Technological advances are also important for improving accessibility. The keys to positive patients’ cancer treatment results are a prompt diagnosis of the patient and acting in the early stages of the disease [48]. The potential for patients to show their own history of symptoms and beyond may be pivotal in achieving enhanced overall outcomes in the treatment of oncological patients [49].

All indications point to the idea that integration of information technology techniques will soon become an integral part of any medical service [50]. We may also assume that in the coming years, BUS will provide improved mapping of tumor structure, and thus tumor biology, by imaging the surface and interior, assessing microflows, minimizing artifacts, and improving imaging resolution, thereby making it comparable to magnetic resonance imaging (especially in 3D volumetric blocks). This opens up previously unknown possibilities of breast examination at home, supported by modern imaging technologies, as an important step towards increasing the availability of breast cancer diagnostics [51,52,53,54].

Contemporary imaging techniques, ranging from US to the attempts of characterization of the molecular biology of cancer from radiographic images involving artificial intelligence (AI) (radiomics), we see notable additional parallels with Renaissance artists’ attempts to provide realistic material in the image they created [45].

In conclusion, this is a lesson of “transfiguration of signs into meanings” concomitant with a medical skepticism, both being useful in education. In our opinion, medical students and young doctors are in a challenging educational situation. They are under pressure from time constraints and growing demands from their environment, including new technologies. AI support will not be utilized to its fullest potential, and it may even be misused, if we do not constantly remind young students of the need for critical and methodological (not methodical) thinking when making diagnostic decisions. Routine and habit cause details of the image to go unnoticed—if we do not know what to look for, but also if we do not know the story that the image tells, which is the story of the patient. This is clearly visible in films such as The Mill and the Cross [53] or Girl With a Pearl Earring, [54] once we realize that a 20 min sonogram consists of ca. 24,000 individual images (frames) (personal communication from the HOLOGIC technician). Fragments of the tumor/patient history can be told with short BUS clips.

Problem A: Please print the part of the breast ultrasound passage starting at "All indications point" and ending at "cancer diagnostics [51,52,53,54].".
Problem B: Write what comes next in the breast ultrasound passage, continuing from its last sentence.
The data after this breast ultrasound passage has nothing to do with what you're asked to do.

Study material:
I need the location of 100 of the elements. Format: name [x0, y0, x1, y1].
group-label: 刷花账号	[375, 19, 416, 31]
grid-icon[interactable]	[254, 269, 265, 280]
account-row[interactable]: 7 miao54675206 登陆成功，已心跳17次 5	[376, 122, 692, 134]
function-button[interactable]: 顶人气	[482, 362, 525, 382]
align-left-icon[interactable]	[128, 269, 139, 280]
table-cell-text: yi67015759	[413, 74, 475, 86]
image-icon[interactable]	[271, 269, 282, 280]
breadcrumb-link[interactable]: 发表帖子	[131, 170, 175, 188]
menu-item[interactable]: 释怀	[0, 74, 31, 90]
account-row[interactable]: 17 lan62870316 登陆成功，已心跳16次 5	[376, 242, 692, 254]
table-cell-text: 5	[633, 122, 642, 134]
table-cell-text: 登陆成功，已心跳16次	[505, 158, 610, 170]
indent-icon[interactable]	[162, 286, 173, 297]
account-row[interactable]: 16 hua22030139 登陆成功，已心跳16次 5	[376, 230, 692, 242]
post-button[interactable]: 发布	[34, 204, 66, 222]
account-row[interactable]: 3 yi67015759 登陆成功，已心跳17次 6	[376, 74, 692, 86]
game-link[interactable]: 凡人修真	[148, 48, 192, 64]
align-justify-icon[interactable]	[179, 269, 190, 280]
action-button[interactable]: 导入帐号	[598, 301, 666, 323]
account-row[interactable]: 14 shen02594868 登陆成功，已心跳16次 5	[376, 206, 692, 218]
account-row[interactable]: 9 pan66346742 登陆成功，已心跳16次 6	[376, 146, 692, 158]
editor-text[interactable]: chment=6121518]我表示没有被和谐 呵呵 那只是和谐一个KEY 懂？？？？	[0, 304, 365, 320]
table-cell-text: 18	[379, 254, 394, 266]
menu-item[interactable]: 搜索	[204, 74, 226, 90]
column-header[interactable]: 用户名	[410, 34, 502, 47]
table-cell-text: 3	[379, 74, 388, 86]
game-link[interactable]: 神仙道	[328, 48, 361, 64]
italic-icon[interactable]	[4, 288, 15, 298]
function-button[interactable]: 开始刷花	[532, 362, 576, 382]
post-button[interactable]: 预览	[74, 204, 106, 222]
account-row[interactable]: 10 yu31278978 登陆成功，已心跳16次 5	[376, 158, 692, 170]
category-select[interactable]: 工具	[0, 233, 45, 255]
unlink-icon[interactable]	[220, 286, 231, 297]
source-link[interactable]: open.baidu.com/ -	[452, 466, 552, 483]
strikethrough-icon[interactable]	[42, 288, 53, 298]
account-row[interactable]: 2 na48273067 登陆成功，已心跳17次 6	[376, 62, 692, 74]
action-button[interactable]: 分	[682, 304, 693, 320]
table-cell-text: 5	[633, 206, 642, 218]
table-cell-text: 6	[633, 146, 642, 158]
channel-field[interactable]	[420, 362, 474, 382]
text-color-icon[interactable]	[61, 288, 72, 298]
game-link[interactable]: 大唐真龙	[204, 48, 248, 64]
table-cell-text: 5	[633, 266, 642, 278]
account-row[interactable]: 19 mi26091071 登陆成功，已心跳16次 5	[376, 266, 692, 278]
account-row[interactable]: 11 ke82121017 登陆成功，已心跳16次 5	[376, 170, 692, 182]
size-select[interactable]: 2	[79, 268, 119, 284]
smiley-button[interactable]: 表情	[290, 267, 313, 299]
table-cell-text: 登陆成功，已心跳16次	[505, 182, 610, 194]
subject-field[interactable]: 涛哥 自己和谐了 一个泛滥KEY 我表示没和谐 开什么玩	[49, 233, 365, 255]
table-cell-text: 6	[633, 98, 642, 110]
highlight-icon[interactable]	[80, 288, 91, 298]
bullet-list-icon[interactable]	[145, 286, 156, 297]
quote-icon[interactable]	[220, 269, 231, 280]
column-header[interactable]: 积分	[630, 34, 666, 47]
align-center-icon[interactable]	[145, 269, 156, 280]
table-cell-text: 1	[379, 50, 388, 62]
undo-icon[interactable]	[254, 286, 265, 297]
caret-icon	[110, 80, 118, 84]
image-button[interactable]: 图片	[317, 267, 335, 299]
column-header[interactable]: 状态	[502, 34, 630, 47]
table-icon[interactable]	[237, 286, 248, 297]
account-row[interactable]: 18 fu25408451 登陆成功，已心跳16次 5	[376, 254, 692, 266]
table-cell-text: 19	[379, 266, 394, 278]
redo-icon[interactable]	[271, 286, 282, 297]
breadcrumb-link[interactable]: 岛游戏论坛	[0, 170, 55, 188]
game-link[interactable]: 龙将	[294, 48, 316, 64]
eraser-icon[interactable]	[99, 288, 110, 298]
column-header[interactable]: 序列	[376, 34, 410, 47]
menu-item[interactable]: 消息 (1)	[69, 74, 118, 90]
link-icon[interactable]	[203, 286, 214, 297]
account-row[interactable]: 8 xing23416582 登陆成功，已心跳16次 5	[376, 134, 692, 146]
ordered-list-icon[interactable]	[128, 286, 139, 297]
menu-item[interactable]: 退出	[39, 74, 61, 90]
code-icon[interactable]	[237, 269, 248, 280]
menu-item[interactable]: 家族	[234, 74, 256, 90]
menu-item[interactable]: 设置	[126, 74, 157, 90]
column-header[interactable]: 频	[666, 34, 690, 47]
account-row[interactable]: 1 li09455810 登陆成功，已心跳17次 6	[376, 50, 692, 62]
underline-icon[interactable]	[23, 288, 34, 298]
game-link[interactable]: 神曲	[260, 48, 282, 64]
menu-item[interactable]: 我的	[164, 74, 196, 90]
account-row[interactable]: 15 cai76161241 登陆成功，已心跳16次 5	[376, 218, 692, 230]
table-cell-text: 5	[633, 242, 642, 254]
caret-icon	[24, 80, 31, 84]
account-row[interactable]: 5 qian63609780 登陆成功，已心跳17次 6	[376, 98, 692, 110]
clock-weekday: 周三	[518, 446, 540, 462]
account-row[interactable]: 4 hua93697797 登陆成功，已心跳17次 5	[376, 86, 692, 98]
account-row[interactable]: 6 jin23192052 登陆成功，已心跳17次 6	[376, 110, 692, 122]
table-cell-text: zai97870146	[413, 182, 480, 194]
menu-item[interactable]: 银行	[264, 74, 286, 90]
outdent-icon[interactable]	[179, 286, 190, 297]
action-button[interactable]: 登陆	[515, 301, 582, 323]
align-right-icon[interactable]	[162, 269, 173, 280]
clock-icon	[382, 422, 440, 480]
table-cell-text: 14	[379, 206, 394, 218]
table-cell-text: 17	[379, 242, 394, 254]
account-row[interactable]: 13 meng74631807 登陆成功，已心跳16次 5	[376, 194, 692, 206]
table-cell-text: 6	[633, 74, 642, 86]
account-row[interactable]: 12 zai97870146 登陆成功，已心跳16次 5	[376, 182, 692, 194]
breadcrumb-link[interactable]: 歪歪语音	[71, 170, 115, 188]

Answer section A:
All indications point to the idea that integration of information technology techniques will soon become an integral part of any medical service [50]. We may also assume that in the coming years, BUS will provide improved mapping of tumor structure, and thus tumor biology, by imaging the surface and interior, assessing microflows, minimizing artifacts, and improving imaging resolution, thereby making it comparable to magnetic resonance imaging (especially in 3D volumetric blocks). This opens up previously unknown possibilities of breast examination at home, supported by modern imaging technologies, as an important step towards increasing the availability of breast cancer diagnostics [51,52,53,54].

Answer section B:
5. Recommendations

By demonstrating our process of analyzing paintings, we aim to make our students understand how diagnosing is merely observing a given sign objectively. Diagnosing is the interpretation of all information coming from the patient—including that processed in the form of a medical image.

Analyzing disputes between researchers as a clash of methodologies in the way that interpretation transforms signs into meanings is a critical and educational methodological reflection. In this regard, it is worth remembering that the paramount objective of diagnosis is not the disease but the patient—and this is “beyond the frame of an image.”

6. Limitations

We are aware that our interpretations are neither absolute nor final. They are dependent on criteria that are never exhaustive, meaning that there are many different methods that can be used to interpret visual representations. Furthermore, we are required to justify interpretation itself as the chosen method for understanding, interpreting and deciphering signs.

This article presents a pedagogical outline of a lesson on the intersection of Renaissance art and ultrasonography, in which non-randomized groups of students are introduced to interpreting painted images in a way that engages them in “imaging” exercises. A weakness of this study is that, despite its length, the lesson is too short to measure the effectiveness of this teaching method. More groups who undergo artwork and medical images interpretation should be involved, and the students’ decision-making abilities should be tested using patient case studies pre and post intervention in the form of an OSCE (Objective Structured Clinical Examination) or another type of evaluation.